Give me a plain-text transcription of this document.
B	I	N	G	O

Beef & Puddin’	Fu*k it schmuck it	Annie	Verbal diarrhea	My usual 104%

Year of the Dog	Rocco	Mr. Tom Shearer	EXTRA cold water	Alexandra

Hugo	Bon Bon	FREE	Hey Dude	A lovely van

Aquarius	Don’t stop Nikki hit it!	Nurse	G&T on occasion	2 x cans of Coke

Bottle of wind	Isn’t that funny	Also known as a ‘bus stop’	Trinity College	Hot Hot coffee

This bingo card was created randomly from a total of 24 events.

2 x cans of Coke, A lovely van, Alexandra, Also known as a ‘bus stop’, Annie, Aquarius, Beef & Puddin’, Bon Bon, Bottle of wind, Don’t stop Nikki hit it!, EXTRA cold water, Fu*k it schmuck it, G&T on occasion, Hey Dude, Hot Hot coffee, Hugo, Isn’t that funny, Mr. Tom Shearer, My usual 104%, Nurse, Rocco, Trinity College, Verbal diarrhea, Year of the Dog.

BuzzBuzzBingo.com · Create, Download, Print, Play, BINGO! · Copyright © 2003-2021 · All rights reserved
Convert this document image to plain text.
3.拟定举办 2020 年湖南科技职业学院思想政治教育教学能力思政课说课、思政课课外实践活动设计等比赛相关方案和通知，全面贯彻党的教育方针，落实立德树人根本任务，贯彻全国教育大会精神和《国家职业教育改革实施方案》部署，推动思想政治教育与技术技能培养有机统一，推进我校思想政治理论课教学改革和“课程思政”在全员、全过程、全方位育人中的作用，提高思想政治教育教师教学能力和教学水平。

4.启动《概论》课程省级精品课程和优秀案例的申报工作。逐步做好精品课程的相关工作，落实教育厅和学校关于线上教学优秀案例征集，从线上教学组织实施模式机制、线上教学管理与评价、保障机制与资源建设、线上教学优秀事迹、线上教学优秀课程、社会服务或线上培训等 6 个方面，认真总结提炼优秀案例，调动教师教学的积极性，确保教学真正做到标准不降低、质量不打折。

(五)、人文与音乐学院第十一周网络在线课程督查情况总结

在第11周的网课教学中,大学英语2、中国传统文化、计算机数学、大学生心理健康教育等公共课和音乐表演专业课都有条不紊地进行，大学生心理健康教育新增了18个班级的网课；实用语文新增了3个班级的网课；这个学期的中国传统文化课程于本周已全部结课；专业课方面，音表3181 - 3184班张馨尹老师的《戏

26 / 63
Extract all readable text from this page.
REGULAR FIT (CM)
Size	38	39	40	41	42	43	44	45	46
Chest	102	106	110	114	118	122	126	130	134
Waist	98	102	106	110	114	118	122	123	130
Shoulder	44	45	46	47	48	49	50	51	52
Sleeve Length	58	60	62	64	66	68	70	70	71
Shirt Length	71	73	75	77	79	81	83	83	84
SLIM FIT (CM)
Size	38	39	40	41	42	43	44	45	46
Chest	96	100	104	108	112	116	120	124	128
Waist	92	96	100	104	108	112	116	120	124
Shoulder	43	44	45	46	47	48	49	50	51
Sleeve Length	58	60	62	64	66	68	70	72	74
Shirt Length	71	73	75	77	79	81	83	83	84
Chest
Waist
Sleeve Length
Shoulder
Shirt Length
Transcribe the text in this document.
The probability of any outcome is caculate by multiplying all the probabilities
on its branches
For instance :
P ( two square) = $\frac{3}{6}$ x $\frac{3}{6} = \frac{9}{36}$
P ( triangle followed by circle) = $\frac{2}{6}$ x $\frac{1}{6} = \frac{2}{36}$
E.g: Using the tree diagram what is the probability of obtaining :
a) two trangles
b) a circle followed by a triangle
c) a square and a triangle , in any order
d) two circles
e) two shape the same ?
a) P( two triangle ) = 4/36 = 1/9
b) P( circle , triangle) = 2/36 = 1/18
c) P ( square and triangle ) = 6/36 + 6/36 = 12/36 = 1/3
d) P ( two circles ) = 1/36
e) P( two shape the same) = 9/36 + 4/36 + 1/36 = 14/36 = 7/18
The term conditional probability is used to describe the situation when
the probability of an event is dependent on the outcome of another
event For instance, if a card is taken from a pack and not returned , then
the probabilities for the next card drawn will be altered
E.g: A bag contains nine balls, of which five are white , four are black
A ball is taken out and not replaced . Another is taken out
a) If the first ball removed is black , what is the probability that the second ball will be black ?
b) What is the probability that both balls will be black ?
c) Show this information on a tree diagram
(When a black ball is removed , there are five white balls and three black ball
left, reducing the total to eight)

========

▶ Required work: Can you restate every record above word for word?

▶ Written answer:
Give me a plain-text transcription of this document.
B	I	N	G	O

Beef & Puddin’	Fu*k it schmuck it	Annie	Verbal diarrhea	My usual 104%

Year of the Dog	Rocco	Mr. Tom Shearer	EXTRA cold water	Alexandra

Hugo	Bon Bon	FREE	Hey Dude	A lovely van

Aquarius	Don’t stop Nikki hit it!	Nurse	G&T on occasion	2 x cans of Coke

Bottle of wind	Isn’t that funny	Also known as a ‘bus stop’	Trinity College	Hot Hot coffee

This bingo card was created randomly from a total of 24 events.

2 x cans of Coke, A lovely van, Alexandra, Also known as a ‘bus stop’, Annie, Aquarius, Beef & Puddin’, Bon Bon, Bottle of wind, Don’t stop Nikki hit it!, EXTRA cold water, Fu*k it schmuck it, G&T on occasion, Hey Dude, Hot Hot coffee, Hugo, Isn’t that funny, Mr. Tom Shearer, My usual 104%, Nurse, Rocco, Trinity College, Verbal diarrhea, Year of the Dog.

BuzzBuzzBingo.com · Create, Download, Print, Play, BINGO! · Copyright © 2003-2021 · All rights reserved
Convert this document image to plain text.
3.拟定举办 2020 年湖南科技职业学院思想政治教育教学能力思政课说课、思政课课外实践活动设计等比赛相关方案和通知，全面贯彻党的教育方针，落实立德树人根本任务，贯彻全国教育大会精神和《国家职业教育改革实施方案》部署，推动思想政治教育与技术技能培养有机统一，推进我校思想政治理论课教学改革和“课程思政”在全员、全过程、全方位育人中的作用，提高思想政治教育教师教学能力和教学水平。

4.启动《概论》课程省级精品课程和优秀案例的申报工作。逐步做好精品课程的相关工作，落实教育厅和学校关于线上教学优秀案例征集，从线上教学组织实施模式机制、线上教学管理与评价、保障机制与资源建设、线上教学优秀事迹、线上教学优秀课程、社会服务或线上培训等 6 个方面，认真总结提炼优秀案例，调动教师教学的积极性，确保教学真正做到标准不降低、质量不打折。

(五)、人文与音乐学院第十一周网络在线课程督查情况总结

在第11周的网课教学中,大学英语2、中国传统文化、计算机数学、大学生心理健康教育等公共课和音乐表演专业课都有条不紊地进行，大学生心理健康教育新增了18个班级的网课；实用语文新增了3个班级的网课；这个学期的中国传统文化课程于本周已全部结课；专业课方面，音表3181 - 3184班张馨尹老师的《戏

26 / 63
Extract all readable text from this page.
REGULAR FIT (CM)
Size	38	39	40	41	42	43	44	45	46
Chest	102	106	110	114	118	122	126	130	134
Waist	98	102	106	110	114	118	122	123	130
Shoulder	44	45	46	47	48	49	50	51	52
Sleeve Length	58	60	62	64	66	68	70	70	71
Shirt Length	71	73	75	77	79	81	83	83	84
SLIM FIT (CM)
Size	38	39	40	41	42	43	44	45	46
Chest	96	100	104	108	112	116	120	124	128
Waist	92	96	100	104	108	112	116	120	124
Shoulder	43	44	45	46	47	48	49	50	51
Sleeve Length	58	60	62	64	66	68	70	72	74
Shirt Length	71	73	75	77	79	81	83	83	84
Chest
Waist
Sleeve Length
Shoulder
Shirt Length
Transcribe the text in this document.
The probability of any outcome is caculate by multiplying all the probabilities
on its branches
For instance :
P ( two square) = $\frac{3}{6}$ x $\frac{3}{6} = \frac{9}{36}$
P ( triangle followed by circle) = $\frac{2}{6}$ x $\frac{1}{6} = \frac{2}{36}$
E.g: Using the tree diagram what is the probability of obtaining :
a) two trangles
b) a circle followed by a triangle
c) a square and a triangle , in any order
d) two circles
e) two shape the same ?
a) P( two triangle ) = 4/36 = 1/9
b) P( circle , triangle) = 2/36 = 1/18
c) P ( square and triangle ) = 6/36 + 6/36 = 12/36 = 1/3
d) P ( two circles ) = 1/36
e) P( two shape the same) = 9/36 + 4/36 + 1/36 = 14/36 = 7/18
The term conditional probability is used to describe the situation when
the probability of an event is dependent on the outcome of another
event For instance, if a card is taken from a pack and not returned , then
the probabilities for the next card drawn will be altered
E.g: A bag contains nine balls, of which five are white , four are black
A ball is taken out and not replaced . Another is taken out
a) If the first ball removed is black , what is the probability that the second ball will be black ?
b) What is the probability that both balls will be black ?
c) Show this information on a tree diagram
(When a black ball is removed , there are five white balls and three black ball
left, reducing the total to eight)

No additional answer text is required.